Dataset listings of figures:

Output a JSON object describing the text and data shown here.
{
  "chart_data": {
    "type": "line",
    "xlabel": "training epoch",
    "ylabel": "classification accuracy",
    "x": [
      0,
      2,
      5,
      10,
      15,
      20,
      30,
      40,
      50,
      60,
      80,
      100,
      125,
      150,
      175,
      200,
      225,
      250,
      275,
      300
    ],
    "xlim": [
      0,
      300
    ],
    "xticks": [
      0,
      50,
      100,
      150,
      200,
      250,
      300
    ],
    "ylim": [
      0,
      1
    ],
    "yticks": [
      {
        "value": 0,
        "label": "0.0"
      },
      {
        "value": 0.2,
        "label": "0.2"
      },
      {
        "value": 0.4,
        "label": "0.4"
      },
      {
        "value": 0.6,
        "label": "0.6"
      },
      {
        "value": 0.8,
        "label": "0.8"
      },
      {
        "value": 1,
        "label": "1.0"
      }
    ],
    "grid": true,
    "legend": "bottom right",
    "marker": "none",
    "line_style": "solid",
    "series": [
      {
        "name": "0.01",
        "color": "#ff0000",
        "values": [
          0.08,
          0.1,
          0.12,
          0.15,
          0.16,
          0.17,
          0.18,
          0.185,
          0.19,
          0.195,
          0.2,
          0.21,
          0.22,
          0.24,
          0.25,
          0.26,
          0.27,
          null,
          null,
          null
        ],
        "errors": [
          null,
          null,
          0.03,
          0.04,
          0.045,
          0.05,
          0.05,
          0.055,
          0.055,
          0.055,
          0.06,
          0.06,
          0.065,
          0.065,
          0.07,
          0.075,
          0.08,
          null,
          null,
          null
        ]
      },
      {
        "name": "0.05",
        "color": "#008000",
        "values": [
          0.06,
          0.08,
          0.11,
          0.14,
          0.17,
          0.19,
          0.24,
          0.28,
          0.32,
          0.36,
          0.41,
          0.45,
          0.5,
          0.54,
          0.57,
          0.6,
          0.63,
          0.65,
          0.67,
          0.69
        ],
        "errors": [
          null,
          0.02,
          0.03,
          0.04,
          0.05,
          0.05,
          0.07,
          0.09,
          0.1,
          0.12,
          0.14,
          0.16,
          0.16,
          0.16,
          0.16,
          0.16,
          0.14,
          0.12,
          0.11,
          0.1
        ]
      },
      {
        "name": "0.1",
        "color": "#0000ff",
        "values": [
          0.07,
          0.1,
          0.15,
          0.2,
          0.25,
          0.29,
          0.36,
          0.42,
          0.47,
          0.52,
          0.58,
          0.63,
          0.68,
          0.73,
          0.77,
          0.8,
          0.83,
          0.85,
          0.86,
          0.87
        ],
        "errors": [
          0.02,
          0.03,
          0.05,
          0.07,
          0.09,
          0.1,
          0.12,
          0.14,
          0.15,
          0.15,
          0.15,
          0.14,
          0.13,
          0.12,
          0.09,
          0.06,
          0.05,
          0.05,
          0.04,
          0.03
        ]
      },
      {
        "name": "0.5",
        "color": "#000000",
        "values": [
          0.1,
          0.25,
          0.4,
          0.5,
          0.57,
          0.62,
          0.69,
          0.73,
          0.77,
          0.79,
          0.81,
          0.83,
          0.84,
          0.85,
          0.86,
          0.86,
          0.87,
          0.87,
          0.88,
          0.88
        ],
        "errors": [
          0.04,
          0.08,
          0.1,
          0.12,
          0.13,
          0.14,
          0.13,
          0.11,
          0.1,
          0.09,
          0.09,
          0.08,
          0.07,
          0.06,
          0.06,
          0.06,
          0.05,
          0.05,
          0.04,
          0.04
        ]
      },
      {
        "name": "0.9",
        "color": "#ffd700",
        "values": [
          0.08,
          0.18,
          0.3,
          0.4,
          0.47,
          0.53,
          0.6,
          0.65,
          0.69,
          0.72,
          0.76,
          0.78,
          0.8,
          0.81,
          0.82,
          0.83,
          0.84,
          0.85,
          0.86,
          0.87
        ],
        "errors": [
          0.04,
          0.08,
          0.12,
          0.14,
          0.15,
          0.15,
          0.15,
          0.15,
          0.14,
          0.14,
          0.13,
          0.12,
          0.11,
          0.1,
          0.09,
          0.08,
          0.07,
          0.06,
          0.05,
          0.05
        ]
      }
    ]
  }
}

→ **SHORT TASK**:
Scan the material above. Return every line containing the string "name".

→ **EXERCISE OUTPUT**:
        "name": "0.01",
        "name": "0.05",
        "name": "0.1",
        "name": "0.5",
        "name": "0.9",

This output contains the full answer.